- DO THIS: Print the data that follows exactly.

- DATA FOR PROCESSING:
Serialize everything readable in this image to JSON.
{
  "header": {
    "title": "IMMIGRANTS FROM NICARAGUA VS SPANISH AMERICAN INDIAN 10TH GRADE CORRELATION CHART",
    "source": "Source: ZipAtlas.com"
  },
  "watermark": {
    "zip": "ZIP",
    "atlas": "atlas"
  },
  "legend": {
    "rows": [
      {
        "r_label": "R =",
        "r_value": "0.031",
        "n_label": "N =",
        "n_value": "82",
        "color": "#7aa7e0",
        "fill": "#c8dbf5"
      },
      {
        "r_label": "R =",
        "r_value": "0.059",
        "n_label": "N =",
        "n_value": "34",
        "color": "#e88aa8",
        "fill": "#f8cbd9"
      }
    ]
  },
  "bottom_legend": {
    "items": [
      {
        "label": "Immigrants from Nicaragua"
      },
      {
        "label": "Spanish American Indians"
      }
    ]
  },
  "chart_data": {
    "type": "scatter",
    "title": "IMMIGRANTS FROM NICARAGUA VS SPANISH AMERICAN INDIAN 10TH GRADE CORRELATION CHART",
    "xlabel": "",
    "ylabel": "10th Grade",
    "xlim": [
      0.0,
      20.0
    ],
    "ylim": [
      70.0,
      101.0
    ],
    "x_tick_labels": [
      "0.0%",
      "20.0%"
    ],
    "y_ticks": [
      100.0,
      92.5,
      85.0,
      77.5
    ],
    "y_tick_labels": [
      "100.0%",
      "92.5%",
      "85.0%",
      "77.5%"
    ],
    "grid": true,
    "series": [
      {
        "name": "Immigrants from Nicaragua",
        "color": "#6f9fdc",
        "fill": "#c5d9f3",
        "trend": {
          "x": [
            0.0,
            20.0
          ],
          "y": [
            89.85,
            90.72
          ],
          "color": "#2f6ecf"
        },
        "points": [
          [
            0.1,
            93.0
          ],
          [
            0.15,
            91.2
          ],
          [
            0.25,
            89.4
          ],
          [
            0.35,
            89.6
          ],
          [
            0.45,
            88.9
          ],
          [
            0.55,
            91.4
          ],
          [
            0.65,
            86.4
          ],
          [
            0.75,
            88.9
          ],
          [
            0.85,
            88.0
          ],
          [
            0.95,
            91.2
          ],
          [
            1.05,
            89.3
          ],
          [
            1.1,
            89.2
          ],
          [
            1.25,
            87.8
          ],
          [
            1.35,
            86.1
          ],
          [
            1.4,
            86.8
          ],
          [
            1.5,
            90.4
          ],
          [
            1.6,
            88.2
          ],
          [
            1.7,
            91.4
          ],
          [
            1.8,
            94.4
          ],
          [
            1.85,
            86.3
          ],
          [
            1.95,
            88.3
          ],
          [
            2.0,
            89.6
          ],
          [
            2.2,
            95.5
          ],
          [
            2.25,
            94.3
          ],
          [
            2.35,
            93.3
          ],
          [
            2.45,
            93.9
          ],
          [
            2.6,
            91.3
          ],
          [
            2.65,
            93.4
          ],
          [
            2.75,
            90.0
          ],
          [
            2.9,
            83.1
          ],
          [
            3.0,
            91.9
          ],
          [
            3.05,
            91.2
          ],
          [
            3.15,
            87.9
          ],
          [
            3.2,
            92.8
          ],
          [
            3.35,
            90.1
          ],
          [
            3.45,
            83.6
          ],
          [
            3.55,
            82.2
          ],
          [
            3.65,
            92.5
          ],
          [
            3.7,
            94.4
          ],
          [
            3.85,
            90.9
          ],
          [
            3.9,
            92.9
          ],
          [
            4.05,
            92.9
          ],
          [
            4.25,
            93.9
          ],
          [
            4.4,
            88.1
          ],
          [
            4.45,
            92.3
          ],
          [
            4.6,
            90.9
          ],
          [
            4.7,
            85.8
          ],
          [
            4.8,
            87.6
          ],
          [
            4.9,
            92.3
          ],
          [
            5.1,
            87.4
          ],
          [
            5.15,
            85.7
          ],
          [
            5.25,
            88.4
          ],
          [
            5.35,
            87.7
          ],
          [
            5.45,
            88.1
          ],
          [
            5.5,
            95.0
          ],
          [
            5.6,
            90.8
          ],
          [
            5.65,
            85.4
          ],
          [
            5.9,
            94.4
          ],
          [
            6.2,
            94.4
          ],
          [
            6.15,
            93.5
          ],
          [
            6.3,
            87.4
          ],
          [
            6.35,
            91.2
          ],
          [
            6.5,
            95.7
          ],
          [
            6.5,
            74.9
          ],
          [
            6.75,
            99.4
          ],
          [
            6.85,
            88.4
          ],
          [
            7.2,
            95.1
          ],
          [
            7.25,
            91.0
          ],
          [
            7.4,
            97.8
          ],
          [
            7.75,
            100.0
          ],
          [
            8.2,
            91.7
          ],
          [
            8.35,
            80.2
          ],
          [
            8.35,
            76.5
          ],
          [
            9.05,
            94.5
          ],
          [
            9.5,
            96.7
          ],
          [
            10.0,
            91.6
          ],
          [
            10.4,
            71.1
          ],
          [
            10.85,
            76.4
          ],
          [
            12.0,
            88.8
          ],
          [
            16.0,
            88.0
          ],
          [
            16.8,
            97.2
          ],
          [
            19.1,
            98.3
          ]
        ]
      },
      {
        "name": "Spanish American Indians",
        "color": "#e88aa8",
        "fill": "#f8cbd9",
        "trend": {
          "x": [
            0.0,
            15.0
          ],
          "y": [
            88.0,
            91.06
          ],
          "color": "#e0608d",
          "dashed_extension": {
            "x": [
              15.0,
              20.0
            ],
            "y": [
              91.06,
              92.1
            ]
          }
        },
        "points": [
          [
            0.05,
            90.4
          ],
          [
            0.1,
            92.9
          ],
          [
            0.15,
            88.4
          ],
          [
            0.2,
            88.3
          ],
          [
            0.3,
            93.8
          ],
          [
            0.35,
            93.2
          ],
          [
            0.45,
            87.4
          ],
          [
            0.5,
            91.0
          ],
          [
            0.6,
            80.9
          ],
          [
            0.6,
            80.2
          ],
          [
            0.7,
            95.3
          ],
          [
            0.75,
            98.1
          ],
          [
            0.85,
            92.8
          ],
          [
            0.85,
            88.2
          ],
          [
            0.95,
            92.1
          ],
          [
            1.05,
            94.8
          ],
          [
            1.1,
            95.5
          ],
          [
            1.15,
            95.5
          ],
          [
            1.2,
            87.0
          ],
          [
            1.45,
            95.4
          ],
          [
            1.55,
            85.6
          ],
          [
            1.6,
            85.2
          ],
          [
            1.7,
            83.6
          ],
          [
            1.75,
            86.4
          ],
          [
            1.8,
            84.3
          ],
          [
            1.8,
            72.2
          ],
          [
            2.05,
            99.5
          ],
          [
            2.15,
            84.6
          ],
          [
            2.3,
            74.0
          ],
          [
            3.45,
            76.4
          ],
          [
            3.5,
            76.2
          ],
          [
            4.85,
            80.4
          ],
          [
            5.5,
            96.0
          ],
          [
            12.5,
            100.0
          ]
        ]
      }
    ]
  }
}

- EXERCISE ANSWER:
Serialize everything readable in this image to JSON.
{
  "header": {
    "title": "IMMIGRANTS FROM NICARAGUA VS SPANISH AMERICAN INDIAN 10TH GRADE CORRELATION CHART",
    "source": "Source: ZipAtlas.com"
  },
  "watermark": {
    "zip": "ZIP",
    "atlas": "atlas"
  },
  "legend": {
    "rows": [
      {
        "r_label": "R =",
        "r_value": "0.031",
        "n_label": "N =",
        "n_value": "82",
        "color": "#7aa7e0",
        "fill": "#c8dbf5"
      },
      {
        "r_label": "R =",
        "r_value": "0.059",
        "n_label": "N =",
        "n_value": "34",
        "color": "#e88aa8",
        "fill": "#f8cbd9"
      }
    ]
  },
  "bottom_legend": {
    "items": [
      {
        "label": "Immigrants from Nicaragua"
      },
      {
        "label": "Spanish American Indians"
      }
    ]
  },
  "chart_data": {
    "type": "scatter",
    "title": "IMMIGRANTS FROM NICARAGUA VS SPANISH AMERICAN INDIAN 10TH GRADE CORRELATION CHART",
    "xlabel": "",
    "ylabel": "10th Grade",
    "xlim": [
      0.0,
      20.0
    ],
    "ylim": [
      70.0,
      101.0
    ],
    "x_tick_labels": [
      "0.0%",
      "20.0%"
    ],
    "y_ticks": [
      100.0,
      92.5,
      85.0,
      77.5
    ],
    "y_tick_labels": [
      "100.0%",
      "92.5%",
      "85.0%",
      "77.5%"
    ],
    "grid": true,
    "series": [
      {
        "name": "Immigrants from Nicaragua",
        "color": "#6f9fdc",
        "fill": "#c5d9f3",
        "trend": {
          "x": [
            0.0,
            20.0
          ],
          "y": [
            89.85,
            90.72
          ],
          "color": "#2f6ecf"
        },
        "points": [
          [
            0.1,
            93.0
          ],
          [
            0.15,
            91.2
          ],
          [
            0.25,
            89.4
          ],
          [
            0.35,
            89.6
          ],
          [
            0.45,
            88.9
          ],
          [
            0.55,
            91.4
          ],
          [
            0.65,
            86.4
          ],
          [
            0.75,
            88.9
          ],
          [
            0.85,
            88.0
          ],
          [
            0.95,
            91.2
          ],
          [
            1.05,
            89.3
          ],
          [
            1.1,
            89.2
          ],
          [
            1.25,
            87.8
          ],
          [
            1.35,
            86.1
          ],
          [
            1.4,
            86.8
          ],
          [
            1.5,
            90.4
          ],
          [
            1.6,
            88.2
          ],
          [
            1.7,
            91.4
          ],
          [
            1.8,
            94.4
          ],
          [
            1.85,
            86.3
          ],
          [
            1.95,
            88.3
          ],
          [
            2.0,
            89.6
          ],
          [
            2.2,
            95.5
          ],
          [
            2.25,
            94.3
          ],
          [
            2.35,
            93.3
          ],
          [
            2.45,
            93.9
          ],
          [
            2.6,
            91.3
          ],
          [
            2.65,
            93.4
          ],
          [
            2.75,
            90.0
          ],
          [
            2.9,
            83.1
          ],
          [
            3.0,
            91.9
          ],
          [
            3.05,
            91.2
          ],
          [
            3.15,
            87.9
          ],
          [
            3.2,
            92.8
          ],
          [
            3.35,
            90.1
          ],
          [
            3.45,
            83.6
          ],
          [
            3.55,
            82.2
          ],
          [
            3.65,
            92.5
          ],
          [
            3.7,
            94.4
          ],
          [
            3.85,
            90.9
          ],
          [
            3.9,
            92.9
          ],
          [
            4.05,
            92.9
          ],
          [
            4.25,
            93.9
          ],
          [
            4.4,
            88.1
          ],
          [
            4.45,
            92.3
          ],
          [
            4.6,
            90.9
          ],
          [
            4.7,
            85.8
          ],
          [
            4.8,
            87.6
          ],
          [
            4.9,
            92.3
          ],
          [
            5.1,
            87.4
          ],
          [
            5.15,
            85.7
          ],
          [
            5.25,
            88.4
          ],
          [
            5.35,
            87.7
          ],
          [
            5.45,
            88.1
          ],
          [
            5.5,
            95.0
          ],
          [
            5.6,
            90.8
          ],
          [
            5.65,
            85.4
          ],
          [
            5.9,
            94.4
          ],
          [
            6.2,
            94.4
          ],
          [
            6.15,
            93.5
          ],
          [
            6.3,
            87.4
          ],
          [
            6.35,
            91.2
          ],
          [
            6.5,
            95.7
          ],
          [
            6.5,
            74.9
          ],
          [
            6.75,
            99.4
          ],
          [
            6.85,
            88.4
          ],
          [
            7.2,
            95.1
          ],
          [
            7.25,
            91.0
          ],
          [
            7.4,
            97.8
          ],
          [
            7.75,
            100.0
          ],
          [
            8.2,
            91.7
          ],
          [
            8.35,
            80.2
          ],
          [
            8.35,
            76.5
          ],
          [
            9.05,
            94.5
          ],
          [
            9.5,
            96.7
          ],
          [
            10.0,
            91.6
          ],
          [
            10.4,
            71.1
          ],
          [
            10.85,
            76.4
          ],
          [
            12.0,
            88.8
          ],
          [
            16.0,
            88.0
          ],
          [
            16.8,
            97.2
          ],
          [
            19.1,
            98.3
          ]
        ]
      },
      {
        "name": "Spanish American Indians",
        "color": "#e88aa8",
        "fill": "#f8cbd9",
        "trend": {
          "x": [
            0.0,
            15.0
          ],
          "y": [
            88.0,
            91.06
          ],
          "color": "#e0608d",
          "dashed_extension": {
            "x": [
              15.0,
              20.0
            ],
            "y": [
              91.06,
              92.1
            ]
          }
        },
        "points": [
          [
            0.05,
            90.4
          ],
          [
            0.1,
            92.9
          ],
          [
            0.15,
            88.4
          ],
          [
            0.2,
            88.3
          ],
          [
            0.3,
            93.8
          ],
          [
            0.35,
            93.2
          ],
          [
            0.45,
            87.4
          ],
          [
            0.5,
            91.0
          ],
          [
            0.6,
            80.9
          ],
          [
            0.6,
            80.2
          ],
          [
            0.7,
            95.3
          ],
          [
            0.75,
            98.1
          ],
          [
            0.85,
            92.8
          ],
          [
            0.85,
            88.2
          ],
          [
            0.95,
            92.1
          ],
          [
            1.05,
            94.8
          ],
          [
            1.1,
            95.5
          ],
          [
            1.15,
            95.5
          ],
          [
            1.2,
            87.0
          ],
          [
            1.45,
            95.4
          ],
          [
            1.55,
            85.6
          ],
          [
            1.6,
            85.2
          ],
          [
            1.7,
            83.6
          ],
          [
            1.75,
            86.4
          ],
          [
            1.8,
            84.3
          ],
          [
            1.8,
            72.2
          ],
          [
            2.05,
            99.5
          ],
          [
            2.15,
            84.6
          ],
          [
            2.3,
            74.0
          ],
          [
            3.45,
            76.4
          ],
          [
            3.5,
            76.2
          ],
          [
            4.85,
            80.4
          ],
          [
            5.5,
            96.0
          ],
          [
            12.5,
            100.0
          ]
        ]
      }
    ]
  }
}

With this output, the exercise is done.